THE EXERCISE = Gather all lines from the material that contain "left".

>>>>

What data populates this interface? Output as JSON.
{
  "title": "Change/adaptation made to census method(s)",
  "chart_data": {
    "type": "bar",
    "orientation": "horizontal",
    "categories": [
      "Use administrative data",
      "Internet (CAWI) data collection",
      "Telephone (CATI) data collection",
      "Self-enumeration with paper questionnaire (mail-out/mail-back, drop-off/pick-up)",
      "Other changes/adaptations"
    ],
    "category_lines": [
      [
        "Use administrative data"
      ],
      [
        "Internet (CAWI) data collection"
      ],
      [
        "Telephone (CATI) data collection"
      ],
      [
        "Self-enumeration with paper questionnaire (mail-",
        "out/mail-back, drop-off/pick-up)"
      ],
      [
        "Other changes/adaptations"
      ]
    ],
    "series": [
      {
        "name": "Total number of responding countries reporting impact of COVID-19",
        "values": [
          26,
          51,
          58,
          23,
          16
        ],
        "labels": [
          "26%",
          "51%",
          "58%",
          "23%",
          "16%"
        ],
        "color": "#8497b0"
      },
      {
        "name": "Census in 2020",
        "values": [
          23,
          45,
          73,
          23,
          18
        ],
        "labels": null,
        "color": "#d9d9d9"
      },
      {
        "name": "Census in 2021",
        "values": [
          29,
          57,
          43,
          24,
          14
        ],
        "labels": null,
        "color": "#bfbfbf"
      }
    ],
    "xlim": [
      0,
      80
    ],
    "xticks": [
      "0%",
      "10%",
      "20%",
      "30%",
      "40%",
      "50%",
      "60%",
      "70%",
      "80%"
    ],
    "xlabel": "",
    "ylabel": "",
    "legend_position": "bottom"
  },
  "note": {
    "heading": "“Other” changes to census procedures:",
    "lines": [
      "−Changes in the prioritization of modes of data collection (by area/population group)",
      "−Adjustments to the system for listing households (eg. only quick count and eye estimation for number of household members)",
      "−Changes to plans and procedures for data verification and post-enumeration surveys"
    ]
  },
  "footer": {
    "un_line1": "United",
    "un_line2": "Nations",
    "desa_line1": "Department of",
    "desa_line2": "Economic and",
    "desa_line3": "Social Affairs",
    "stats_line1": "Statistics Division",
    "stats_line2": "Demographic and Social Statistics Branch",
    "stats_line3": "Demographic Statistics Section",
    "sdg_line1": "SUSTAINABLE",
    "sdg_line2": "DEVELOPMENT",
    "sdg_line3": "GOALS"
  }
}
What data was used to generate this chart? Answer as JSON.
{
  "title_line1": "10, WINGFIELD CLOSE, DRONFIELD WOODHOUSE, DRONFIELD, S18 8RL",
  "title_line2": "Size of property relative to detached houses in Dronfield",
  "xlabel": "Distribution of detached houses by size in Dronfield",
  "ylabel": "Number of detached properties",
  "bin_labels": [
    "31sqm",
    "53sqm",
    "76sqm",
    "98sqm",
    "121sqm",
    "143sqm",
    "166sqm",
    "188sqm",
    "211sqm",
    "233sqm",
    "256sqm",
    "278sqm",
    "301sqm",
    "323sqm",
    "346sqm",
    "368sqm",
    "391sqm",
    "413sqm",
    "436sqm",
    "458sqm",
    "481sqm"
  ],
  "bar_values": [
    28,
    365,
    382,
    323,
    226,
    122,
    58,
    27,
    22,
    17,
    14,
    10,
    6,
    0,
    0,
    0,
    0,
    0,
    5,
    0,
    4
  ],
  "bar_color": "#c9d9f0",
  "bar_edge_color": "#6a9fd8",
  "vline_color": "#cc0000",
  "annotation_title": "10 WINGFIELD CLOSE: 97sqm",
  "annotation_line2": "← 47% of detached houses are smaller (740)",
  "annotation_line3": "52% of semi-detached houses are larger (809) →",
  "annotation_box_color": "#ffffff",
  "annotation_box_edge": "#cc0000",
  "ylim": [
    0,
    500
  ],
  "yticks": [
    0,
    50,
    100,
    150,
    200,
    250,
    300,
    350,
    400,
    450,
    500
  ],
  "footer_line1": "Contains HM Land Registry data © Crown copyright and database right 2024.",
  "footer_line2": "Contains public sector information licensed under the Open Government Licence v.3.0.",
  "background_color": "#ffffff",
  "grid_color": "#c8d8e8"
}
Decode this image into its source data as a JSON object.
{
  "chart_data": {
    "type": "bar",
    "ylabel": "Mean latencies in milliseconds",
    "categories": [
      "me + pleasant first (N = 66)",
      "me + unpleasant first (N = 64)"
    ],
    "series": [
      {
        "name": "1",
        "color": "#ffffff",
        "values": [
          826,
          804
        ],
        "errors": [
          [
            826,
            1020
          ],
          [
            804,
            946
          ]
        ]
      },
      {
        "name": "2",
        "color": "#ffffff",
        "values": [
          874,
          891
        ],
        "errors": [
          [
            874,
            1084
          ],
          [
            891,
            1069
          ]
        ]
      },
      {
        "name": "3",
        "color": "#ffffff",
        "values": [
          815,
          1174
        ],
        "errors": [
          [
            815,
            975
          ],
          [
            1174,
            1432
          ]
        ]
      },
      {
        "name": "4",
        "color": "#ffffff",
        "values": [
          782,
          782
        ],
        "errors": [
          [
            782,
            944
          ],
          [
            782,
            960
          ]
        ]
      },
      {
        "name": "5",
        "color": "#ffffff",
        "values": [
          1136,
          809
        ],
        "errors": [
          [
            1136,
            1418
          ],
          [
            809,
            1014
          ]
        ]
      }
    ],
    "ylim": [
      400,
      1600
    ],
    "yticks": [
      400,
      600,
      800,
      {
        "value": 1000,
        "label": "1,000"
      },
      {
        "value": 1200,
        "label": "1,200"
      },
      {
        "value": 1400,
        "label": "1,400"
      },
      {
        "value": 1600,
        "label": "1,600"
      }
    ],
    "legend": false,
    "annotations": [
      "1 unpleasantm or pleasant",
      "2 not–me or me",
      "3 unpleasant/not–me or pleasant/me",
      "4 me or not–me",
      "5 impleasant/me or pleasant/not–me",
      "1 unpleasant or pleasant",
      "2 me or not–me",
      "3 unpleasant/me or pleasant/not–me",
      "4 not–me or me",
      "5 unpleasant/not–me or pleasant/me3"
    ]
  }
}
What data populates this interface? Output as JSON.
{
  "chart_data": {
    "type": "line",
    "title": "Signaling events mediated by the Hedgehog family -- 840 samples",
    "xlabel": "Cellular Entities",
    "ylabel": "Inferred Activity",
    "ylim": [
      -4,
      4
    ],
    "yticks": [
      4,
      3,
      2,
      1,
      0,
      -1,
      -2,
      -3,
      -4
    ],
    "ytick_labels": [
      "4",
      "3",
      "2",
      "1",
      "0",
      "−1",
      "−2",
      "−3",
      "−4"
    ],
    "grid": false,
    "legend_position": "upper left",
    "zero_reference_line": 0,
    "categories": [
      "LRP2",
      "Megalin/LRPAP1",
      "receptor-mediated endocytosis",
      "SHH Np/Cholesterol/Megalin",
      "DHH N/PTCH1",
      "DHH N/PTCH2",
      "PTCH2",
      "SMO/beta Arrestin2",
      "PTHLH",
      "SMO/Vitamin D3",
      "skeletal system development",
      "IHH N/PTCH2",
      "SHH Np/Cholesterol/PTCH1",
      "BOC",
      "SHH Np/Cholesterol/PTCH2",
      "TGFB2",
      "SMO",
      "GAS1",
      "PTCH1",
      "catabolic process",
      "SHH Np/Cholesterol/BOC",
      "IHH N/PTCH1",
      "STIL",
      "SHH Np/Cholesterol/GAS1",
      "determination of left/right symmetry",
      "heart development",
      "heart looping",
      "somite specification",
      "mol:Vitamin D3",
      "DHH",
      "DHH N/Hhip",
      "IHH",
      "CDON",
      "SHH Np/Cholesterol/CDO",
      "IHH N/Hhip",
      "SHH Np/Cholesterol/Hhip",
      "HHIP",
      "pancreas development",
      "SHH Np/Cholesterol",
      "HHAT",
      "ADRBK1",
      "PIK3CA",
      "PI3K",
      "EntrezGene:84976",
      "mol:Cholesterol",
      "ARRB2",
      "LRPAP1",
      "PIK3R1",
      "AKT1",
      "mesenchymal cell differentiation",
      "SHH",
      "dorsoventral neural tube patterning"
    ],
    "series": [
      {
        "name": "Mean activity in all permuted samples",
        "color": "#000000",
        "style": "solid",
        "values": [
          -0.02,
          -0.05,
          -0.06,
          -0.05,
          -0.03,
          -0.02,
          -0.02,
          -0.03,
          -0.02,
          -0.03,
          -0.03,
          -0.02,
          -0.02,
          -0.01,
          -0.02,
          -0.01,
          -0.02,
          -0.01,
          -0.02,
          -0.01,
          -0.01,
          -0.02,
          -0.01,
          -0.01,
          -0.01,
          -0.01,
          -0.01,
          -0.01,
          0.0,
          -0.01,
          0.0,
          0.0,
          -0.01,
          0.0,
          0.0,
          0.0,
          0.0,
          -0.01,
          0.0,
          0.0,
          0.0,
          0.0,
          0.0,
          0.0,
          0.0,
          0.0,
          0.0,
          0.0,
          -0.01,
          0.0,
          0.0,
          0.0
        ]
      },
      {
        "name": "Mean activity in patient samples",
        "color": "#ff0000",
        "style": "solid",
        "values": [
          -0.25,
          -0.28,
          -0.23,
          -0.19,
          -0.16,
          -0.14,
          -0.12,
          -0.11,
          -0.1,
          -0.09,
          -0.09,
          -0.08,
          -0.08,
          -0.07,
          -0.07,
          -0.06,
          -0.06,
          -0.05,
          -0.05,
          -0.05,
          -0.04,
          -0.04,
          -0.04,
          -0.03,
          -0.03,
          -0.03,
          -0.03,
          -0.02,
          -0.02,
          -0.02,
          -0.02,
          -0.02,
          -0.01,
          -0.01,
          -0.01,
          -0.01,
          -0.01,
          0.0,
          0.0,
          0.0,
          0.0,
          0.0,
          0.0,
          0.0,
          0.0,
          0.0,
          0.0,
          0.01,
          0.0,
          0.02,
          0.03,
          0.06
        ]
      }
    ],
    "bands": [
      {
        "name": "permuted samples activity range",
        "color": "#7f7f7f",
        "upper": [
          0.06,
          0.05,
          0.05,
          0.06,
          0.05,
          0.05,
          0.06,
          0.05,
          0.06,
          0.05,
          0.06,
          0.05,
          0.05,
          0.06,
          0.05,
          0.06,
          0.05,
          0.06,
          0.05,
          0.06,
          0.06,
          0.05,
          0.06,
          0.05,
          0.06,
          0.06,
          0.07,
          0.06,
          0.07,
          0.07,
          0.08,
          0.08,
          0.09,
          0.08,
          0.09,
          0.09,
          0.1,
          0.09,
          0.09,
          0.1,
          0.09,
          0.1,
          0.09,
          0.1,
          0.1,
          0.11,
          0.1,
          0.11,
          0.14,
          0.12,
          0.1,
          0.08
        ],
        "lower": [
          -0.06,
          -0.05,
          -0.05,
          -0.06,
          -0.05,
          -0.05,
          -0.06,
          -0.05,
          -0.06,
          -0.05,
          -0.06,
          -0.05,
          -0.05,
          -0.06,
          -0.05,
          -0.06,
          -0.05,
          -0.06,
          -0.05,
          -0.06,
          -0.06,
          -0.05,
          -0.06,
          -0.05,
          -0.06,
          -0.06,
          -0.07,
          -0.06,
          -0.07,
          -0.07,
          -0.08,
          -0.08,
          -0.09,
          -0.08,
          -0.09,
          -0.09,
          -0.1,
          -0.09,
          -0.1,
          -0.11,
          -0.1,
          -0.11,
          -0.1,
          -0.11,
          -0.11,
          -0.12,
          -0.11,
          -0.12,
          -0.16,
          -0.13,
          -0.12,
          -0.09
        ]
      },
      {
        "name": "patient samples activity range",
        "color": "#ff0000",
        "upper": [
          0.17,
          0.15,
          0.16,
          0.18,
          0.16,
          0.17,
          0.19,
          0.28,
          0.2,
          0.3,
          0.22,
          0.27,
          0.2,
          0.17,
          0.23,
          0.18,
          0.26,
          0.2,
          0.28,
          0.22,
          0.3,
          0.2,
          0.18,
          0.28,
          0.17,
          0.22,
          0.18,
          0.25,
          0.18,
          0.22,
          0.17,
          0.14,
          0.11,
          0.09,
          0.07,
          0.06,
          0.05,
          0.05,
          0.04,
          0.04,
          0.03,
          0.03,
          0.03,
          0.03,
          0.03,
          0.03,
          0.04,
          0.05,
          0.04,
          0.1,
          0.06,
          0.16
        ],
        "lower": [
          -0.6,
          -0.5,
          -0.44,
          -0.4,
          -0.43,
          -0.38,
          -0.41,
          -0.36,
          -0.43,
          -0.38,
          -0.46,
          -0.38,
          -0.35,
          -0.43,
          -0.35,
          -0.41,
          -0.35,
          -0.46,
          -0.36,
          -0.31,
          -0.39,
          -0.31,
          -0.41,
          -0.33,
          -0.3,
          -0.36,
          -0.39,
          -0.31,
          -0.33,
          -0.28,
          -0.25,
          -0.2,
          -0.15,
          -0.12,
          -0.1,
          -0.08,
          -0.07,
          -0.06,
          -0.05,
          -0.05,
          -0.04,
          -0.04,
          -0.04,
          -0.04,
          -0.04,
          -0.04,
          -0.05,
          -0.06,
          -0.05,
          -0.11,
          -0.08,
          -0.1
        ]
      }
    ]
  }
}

<<<<

EXERCISE ANSWER =
    "legend_position": "upper left",
      "determination of left/right symmetry",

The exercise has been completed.